[Spatial layout entries]
#####
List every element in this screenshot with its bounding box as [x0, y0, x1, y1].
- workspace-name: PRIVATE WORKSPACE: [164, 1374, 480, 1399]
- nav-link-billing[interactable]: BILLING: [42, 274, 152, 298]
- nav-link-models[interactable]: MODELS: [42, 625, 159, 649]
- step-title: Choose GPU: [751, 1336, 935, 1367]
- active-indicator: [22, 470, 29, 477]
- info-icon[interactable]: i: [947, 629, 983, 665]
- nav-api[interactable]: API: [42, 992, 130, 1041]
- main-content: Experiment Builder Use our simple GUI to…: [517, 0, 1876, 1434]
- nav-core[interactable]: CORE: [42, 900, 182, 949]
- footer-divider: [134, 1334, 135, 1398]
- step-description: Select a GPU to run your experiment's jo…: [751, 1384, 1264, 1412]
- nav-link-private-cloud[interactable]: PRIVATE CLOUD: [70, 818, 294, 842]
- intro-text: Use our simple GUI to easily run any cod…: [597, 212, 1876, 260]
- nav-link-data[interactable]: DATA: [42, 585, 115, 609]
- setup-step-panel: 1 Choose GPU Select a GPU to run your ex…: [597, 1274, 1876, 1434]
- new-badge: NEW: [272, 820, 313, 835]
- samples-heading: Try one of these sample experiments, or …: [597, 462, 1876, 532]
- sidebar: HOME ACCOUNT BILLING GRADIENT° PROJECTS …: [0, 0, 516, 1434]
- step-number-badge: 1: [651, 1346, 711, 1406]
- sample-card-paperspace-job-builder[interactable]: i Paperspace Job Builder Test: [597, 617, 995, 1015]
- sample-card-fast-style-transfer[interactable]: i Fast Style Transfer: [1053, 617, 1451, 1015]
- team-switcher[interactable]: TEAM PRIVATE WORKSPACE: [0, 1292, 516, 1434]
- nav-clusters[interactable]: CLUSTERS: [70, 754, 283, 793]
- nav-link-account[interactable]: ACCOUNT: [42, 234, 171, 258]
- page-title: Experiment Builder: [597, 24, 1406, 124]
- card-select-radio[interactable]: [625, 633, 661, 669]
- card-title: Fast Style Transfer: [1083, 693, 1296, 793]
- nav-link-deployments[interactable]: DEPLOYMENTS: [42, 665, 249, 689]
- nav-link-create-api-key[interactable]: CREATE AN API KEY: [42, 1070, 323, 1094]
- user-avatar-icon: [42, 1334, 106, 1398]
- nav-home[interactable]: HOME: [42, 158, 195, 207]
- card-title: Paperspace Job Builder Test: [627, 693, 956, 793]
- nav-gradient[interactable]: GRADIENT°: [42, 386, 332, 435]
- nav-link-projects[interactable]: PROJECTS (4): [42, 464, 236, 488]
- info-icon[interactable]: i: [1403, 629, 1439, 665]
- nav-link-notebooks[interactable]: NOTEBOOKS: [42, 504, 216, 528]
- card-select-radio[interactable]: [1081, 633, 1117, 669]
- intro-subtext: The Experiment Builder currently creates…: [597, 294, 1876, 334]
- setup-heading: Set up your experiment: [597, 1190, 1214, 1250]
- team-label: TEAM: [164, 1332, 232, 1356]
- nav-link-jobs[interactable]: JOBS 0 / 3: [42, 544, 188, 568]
#####
#### EXERCISE INSTRUCTIONS
Reproduce all of the lines above, unchanged and in the same order.

#### CORRECT RESPONSE
List every element in this screenshot with its bounding box as [x0, y0, x1, y1].
- workspace-name: PRIVATE WORKSPACE: [164, 1374, 480, 1399]
- nav-link-billing[interactable]: BILLING: [42, 274, 152, 298]
- nav-link-models[interactable]: MODELS: [42, 625, 159, 649]
- step-title: Choose GPU: [751, 1336, 935, 1367]
- active-indicator: [22, 470, 29, 477]
- info-icon[interactable]: i: [947, 629, 983, 665]
- nav-api[interactable]: API: [42, 992, 130, 1041]
- main-content: Experiment Builder Use our simple GUI to…: [517, 0, 1876, 1434]
- nav-core[interactable]: CORE: [42, 900, 182, 949]
- footer-divider: [134, 1334, 135, 1398]
- step-description: Select a GPU to run your experiment's jo…: [751, 1384, 1264, 1412]
- nav-link-private-cloud[interactable]: PRIVATE CLOUD: [70, 818, 294, 842]
- intro-text: Use our simple GUI to easily run any cod…: [597, 212, 1876, 260]
- nav-link-data[interactable]: DATA: [42, 585, 115, 609]
- setup-step-panel: 1 Choose GPU Select a GPU to run your ex…: [597, 1274, 1876, 1434]
- new-badge: NEW: [272, 820, 313, 835]
- samples-heading: Try one of these sample experiments, or …: [597, 462, 1876, 532]
- sidebar: HOME ACCOUNT BILLING GRADIENT° PROJECTS …: [0, 0, 516, 1434]
- step-number-badge: 1: [651, 1346, 711, 1406]
- sample-card-paperspace-job-builder[interactable]: i Paperspace Job Builder Test: [597, 617, 995, 1015]
- sample-card-fast-style-transfer[interactable]: i Fast Style Transfer: [1053, 617, 1451, 1015]
- team-switcher[interactable]: TEAM PRIVATE WORKSPACE: [0, 1292, 516, 1434]
- nav-clusters[interactable]: CLUSTERS: [70, 754, 283, 793]
- nav-link-account[interactable]: ACCOUNT: [42, 234, 171, 258]
- page-title: Experiment Builder: [597, 24, 1406, 124]
- card-select-radio[interactable]: [625, 633, 661, 669]
- card-title: Fast Style Transfer: [1083, 693, 1296, 793]
- nav-link-deployments[interactable]: DEPLOYMENTS: [42, 665, 249, 689]
- nav-link-create-api-key[interactable]: CREATE AN API KEY: [42, 1070, 323, 1094]
- user-avatar-icon: [42, 1334, 106, 1398]
- nav-home[interactable]: HOME: [42, 158, 195, 207]
- card-title: Paperspace Job Builder Test: [627, 693, 956, 793]
- nav-gradient[interactable]: GRADIENT°: [42, 386, 332, 435]
- nav-link-projects[interactable]: PROJECTS (4): [42, 464, 236, 488]
- info-icon[interactable]: i: [1403, 629, 1439, 665]
- nav-link-notebooks[interactable]: NOTEBOOKS: [42, 504, 216, 528]
- card-select-radio[interactable]: [1081, 633, 1117, 669]
- intro-subtext: The Experiment Builder currently creates…: [597, 294, 1876, 334]
- setup-heading: Set up your experiment: [597, 1190, 1214, 1250]
- team-label: TEAM: [164, 1332, 232, 1356]
- nav-link-jobs[interactable]: JOBS 0 / 3: [42, 544, 188, 568]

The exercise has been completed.